*Exercise prompt*
Answer these questions from the perfusion survey text below:
1. What percentage of respondents chose "Need for greater process control" as a concern?
2. What percentage agreed that the industry will see fully continuous commercial-scale manufacturing facilities within 5 years?
3. How much smaller may the bioreactors used with new processes be in a decade?

*Exercise text*
============================================================
In BioPlan’s 18th Annual Report of Biopharmaceutical Manufacturing, respondents were asked what the current concerns and perceptions were when using perfusion processes (continuous bioprocessing) vs. traditional batch-fed processes in biopharmaceutical manufacturing.
'Need for greater process control' topped the list at #1 with 65.6% of respondents vs. 69% of respondents in 2020. Moving to the #2 position with 63.2% of respondents was “Process development general challenges”, and “Process operational complexity” moved to the #3 position with 61.6%, down from #1 in 2020 with 81%. (Figure 2).
Most manufacturers, including those who have adopted perfusion cell culture at small and mid-size scales, reject the technology for late-stage manufacturing. Partly to blame is the general lack of experience on the part of GMP-level staff with perfusion. Regulatory risk and concerns over scalability represent other issues.
Fig 2: Selected concerns over perfusion processes vs. batch-fed processing
Future of continuous bioprocess and process intensification
Even with concerns over scalability and regulation, the majority of users agree that both upstream and downstream continuous bioprocessing will continue to be adopted at an accelerated rate.
As shown in Figure 3, again, topping the list at #1, 74.8% of respondents agreed that ‘the industry will see fully continuous commercial-scale manufacturing facilities within 5-years,’ up from 65.9% in 2020. Placing in the #2 spot is a new category for the 2021 survey, ‘There are not enough large-scale single-use perfusion options (e.g., over 500L)’ with 71.6% of respondents. Remaining in the #3 position, 64.2% of respondents reported ‘perfusion systems WILL be adopted by most bioprocessing facilities.’
Fig 3: Future of continuous bioprocessing and process intensification
Perfusion: progress in adoption
Perfusion cell culture is not new, but its relatively recent role in continuous bioprocessing has been slow due to issues of scale, risk, robustness, complexity, and frankly, lack of familiarity. Fortunately, equipment and technologies supporting perfusion cell culture are also improving and making the notion of thousand-plus-liter perfusion bioreactors less risky.
Perfusion has room to grow but it will never be the solution to every biomanufacturing problem. Moreover, advances in expression systems could render productivity gains from perfusion’s higher cell densities and product titers. These improvements will be coupled with others upstream, including culture medium optimization, and improved single-use equipment. It may be true that for specific products and bioprocesses, the inclusion of perfusion or continuous chromatography will be desired, but it may well not be preferred, in deference to process simplification. Today, a new facility may only require several 500 L bioreactors operating continuously in perfusion (at 2-4g/L/day) and linked to a continuous, small, downstream process train to produce annual ton quantities of a recombinant protein. In a decade, the bioreactors used with new processes may be 5-10 times smaller, e.g., with a 50 L bioreactor matching the current output of multi-100 L or even 1,000-5,000 L conventional stirred-tank, fed-batch bioreactors.
As investment in continuous bioprocessing continues to increase, new technologies will continue to adapt and address ongoing concerns. As a result, continuous bioprocessing should continue to see increased adoption rates in the near future.
============================================================
*Dataset extract*
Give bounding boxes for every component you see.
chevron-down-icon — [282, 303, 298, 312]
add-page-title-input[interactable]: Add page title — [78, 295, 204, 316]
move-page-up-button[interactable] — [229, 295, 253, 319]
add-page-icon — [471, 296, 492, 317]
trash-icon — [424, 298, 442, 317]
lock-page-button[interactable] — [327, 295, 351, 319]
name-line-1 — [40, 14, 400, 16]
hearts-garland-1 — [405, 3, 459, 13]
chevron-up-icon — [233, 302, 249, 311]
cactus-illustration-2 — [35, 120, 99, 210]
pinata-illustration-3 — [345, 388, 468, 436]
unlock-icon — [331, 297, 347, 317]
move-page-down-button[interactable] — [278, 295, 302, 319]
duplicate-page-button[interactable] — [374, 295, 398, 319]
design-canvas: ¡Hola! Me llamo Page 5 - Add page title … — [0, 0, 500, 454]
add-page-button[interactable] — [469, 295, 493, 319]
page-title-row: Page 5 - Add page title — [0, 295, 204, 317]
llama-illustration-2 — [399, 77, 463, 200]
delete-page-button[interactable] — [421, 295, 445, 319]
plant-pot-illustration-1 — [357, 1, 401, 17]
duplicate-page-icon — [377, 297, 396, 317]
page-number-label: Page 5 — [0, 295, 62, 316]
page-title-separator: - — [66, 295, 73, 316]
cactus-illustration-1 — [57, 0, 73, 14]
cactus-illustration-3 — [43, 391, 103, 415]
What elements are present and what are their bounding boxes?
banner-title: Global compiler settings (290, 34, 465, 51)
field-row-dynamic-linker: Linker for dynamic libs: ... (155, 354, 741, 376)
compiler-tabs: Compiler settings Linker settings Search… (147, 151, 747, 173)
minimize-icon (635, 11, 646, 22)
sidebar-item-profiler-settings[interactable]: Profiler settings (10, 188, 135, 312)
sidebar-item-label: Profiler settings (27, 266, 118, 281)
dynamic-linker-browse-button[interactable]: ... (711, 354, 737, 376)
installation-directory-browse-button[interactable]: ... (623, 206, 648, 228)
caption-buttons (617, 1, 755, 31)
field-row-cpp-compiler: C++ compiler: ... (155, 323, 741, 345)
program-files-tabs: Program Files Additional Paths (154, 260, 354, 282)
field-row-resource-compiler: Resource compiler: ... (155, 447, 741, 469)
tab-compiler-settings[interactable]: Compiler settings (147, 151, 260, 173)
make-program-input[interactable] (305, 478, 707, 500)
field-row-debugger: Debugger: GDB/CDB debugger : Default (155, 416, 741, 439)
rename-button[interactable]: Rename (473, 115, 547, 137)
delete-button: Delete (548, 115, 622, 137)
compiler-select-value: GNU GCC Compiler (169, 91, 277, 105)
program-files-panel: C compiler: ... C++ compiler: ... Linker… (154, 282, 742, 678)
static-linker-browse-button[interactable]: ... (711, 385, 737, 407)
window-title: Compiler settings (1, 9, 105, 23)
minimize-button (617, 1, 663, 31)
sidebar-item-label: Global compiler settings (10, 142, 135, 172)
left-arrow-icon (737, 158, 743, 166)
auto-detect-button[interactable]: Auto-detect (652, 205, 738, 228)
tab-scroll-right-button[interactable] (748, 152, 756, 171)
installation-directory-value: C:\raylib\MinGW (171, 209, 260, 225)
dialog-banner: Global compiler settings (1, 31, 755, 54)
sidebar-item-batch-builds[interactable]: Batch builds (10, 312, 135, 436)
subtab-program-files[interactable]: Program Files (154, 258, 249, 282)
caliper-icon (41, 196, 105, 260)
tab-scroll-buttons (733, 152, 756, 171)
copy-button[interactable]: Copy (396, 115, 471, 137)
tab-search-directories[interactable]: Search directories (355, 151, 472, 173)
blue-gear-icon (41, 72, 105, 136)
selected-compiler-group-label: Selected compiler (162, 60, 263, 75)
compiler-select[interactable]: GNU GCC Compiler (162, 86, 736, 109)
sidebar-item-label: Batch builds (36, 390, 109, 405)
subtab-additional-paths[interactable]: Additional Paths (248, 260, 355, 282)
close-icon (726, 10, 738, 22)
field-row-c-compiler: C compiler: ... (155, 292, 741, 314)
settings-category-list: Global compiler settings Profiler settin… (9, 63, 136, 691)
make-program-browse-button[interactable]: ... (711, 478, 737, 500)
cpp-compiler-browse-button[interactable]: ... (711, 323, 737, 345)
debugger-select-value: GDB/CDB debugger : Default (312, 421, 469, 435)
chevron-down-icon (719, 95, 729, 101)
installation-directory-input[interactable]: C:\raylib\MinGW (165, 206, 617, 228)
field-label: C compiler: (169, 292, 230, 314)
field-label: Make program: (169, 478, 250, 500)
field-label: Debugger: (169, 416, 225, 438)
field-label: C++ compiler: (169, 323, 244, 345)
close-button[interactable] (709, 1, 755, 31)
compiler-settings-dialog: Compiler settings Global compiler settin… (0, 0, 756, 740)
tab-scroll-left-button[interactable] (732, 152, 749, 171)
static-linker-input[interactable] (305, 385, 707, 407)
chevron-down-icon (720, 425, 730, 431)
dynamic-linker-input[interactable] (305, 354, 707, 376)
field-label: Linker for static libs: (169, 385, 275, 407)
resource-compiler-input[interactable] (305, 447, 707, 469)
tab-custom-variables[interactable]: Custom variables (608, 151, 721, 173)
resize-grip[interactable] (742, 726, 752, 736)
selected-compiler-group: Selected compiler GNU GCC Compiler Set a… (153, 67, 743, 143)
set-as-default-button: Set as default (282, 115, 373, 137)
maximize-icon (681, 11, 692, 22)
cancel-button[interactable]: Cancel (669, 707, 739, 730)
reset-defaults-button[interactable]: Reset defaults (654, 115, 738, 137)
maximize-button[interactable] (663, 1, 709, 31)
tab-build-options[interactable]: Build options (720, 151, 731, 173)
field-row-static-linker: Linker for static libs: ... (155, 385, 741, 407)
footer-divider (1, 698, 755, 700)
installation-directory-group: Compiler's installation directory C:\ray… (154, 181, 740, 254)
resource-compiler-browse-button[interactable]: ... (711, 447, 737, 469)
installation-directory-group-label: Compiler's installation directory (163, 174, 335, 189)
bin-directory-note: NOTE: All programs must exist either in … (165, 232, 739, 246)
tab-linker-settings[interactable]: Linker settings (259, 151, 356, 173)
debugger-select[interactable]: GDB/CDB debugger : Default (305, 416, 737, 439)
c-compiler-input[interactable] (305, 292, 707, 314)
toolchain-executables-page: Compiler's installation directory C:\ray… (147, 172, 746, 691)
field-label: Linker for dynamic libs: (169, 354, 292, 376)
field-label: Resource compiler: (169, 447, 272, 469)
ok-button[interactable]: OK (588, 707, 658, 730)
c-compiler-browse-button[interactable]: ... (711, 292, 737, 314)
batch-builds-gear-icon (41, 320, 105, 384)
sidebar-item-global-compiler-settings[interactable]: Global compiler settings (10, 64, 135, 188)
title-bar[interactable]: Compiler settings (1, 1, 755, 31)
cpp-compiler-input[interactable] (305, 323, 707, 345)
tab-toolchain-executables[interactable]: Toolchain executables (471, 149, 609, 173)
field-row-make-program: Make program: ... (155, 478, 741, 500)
============================================================
*Result of this task*
1. 65.6%
2. 74.8%
3. 5-10 times smaller